──────── Extrait ────────

Bye bye Bibi ? Ce n’est pas tout à fait sûr encore, même si ça en a tout l’air. Yaïr Lapid pourrait avoir réussi là où Benjamin Netanyahu a échoué. Après les dernières élections législatives, en mars dernier, les quatrièmes en moins de deux ans, le président israélien sortant, Reuven Rivlin, avait chargé Netanyahu, dont le parti Likoud (droite) avait terminé en première position, de former un gouvernement. Mais le Premier ministre n’a pas réussi à réunir le nombre minimum nécessaire de 61 députés, sur les 120 de la Knesset, le Parlement israélien.

Le centriste Yaïr Lapid, son challenger, a vu arriver en deuxième place son parti en nombre de sièges. De facto, chef de l’opposition israélienne, il avait reçu à son tour début mai le mandat de la part du président d’Israël pour tenter sa chance. Le délai courait jusqu’à hier minuit. C’est in extremis qu’il a pu annoncer au chef de l’Etat qu’il avait réuni les appuis nécessaires à cette fin. Ce qui pourrait mettre un terme à plus de deux ans de crise politique en Israël.

──────── Données extraites ────────

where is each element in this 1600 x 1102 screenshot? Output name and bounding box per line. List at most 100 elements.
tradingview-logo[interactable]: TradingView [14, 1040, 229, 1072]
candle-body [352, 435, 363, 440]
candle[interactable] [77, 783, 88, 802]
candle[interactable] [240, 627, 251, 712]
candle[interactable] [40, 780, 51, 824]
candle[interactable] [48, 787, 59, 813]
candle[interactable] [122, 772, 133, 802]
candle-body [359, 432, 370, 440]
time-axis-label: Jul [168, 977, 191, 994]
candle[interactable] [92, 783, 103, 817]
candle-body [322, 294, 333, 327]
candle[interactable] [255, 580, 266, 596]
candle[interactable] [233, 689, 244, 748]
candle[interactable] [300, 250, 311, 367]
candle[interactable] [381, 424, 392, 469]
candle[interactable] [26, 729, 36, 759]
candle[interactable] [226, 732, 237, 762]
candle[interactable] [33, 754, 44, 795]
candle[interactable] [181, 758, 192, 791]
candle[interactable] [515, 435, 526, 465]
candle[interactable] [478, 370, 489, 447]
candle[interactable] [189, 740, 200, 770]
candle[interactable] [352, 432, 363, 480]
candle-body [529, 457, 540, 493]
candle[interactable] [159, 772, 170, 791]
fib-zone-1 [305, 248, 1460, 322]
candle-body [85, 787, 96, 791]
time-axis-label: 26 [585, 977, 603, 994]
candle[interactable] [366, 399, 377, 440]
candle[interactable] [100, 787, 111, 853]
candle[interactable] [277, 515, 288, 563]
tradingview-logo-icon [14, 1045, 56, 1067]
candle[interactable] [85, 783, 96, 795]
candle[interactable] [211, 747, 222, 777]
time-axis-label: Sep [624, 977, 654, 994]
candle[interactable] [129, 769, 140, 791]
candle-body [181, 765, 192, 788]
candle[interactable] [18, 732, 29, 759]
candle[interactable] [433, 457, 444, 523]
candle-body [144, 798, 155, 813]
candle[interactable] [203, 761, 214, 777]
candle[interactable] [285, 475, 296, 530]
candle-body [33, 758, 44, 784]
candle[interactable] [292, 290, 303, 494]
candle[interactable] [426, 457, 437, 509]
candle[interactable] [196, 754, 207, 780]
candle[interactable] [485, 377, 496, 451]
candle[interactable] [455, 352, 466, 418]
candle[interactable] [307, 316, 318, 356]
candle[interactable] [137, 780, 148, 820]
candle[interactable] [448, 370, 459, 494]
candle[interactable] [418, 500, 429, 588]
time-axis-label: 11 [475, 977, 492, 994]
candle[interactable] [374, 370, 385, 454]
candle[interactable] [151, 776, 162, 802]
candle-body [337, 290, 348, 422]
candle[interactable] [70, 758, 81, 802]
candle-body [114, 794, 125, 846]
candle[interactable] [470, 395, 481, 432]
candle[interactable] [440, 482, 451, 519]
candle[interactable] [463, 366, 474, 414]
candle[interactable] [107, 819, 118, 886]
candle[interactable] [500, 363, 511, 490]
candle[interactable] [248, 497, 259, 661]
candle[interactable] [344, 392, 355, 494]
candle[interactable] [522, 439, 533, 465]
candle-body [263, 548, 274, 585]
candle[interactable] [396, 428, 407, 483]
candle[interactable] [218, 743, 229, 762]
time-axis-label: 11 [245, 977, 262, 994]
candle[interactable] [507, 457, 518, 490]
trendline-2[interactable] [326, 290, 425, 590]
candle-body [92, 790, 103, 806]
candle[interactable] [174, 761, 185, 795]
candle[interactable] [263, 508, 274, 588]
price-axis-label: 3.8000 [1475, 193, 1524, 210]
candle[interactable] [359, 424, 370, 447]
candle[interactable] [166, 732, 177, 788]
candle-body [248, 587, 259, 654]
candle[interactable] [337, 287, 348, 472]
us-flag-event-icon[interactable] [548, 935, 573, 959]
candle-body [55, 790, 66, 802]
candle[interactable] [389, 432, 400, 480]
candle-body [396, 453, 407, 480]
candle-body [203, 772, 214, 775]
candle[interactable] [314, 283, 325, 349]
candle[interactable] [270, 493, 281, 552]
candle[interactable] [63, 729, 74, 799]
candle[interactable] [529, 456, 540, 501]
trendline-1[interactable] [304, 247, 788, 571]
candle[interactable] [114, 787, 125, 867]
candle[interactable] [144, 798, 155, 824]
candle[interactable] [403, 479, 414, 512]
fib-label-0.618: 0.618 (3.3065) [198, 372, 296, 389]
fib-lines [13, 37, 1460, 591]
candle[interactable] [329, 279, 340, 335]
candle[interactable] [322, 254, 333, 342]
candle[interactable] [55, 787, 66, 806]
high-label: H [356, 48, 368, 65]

────────

À faire
- 1) Extrayez des entrées chaque ligne qui contient la chaîne "trendline".
- 2) Donnez la suite du texte sur la crise politique en Israël après sa dernière phrase.

Résultats dans l'ordre
- 1)
trendline-2[interactable] [326, 290, 425, 590]
trendline-1[interactable] [304, 247, 788, 571]

- 2)
Un bloc anti-Netanyahu qui fait le grand écart

A la tête du parti centriste laïc Yesh Atid (« Il y a un futur »), Yaïr Lapid s’est employé à de multiples négociations pour conclure un accord formel de coalition en vue de former un « gouvernement d’union nationale », aussi nommé « gouvernement du changement », bâti avant tout sur le rejet de Benjamin Netanyahu. Le Premier ministre sortant, jugé pour « corruption » et « malversation » dans une série d’affaires, occupe son poste depuis plus de 12 ans sans discontinuité, et a déjà été à cette même fonction entre 1996 à 1999. Son « règne » est le plus long de l’histoire de l’Etat d’Israël.

L’accord que Yaïr Lapid est parvenu à obtenir hier soir réunit huit partis israéliens qui font le grand écart idéologiquement. Trois partis sont issus de la droite dure (Yisrael Beiteinu – 7 sièges à la Knesset, Tikva Hadasha – 6 sièges, Yamina – avec 6 de ses 7 députés prêts à soutenir la coalition). Deux autres partis viennent du centre (Yesh Atid – 17 sièges et Kahol Lavan – 8 sièges), deux autres sont de gauche (Meretz – 6 sièges et les Travaillistes – 7 sièges). Enfin, Ra’am, la Liste arabe unie, une formation arabe islamo-conservateur, représentant une partie des Palestiniens citoyens d’Israël avec 4 sièges au parlement, a donné son accord pour la coalition.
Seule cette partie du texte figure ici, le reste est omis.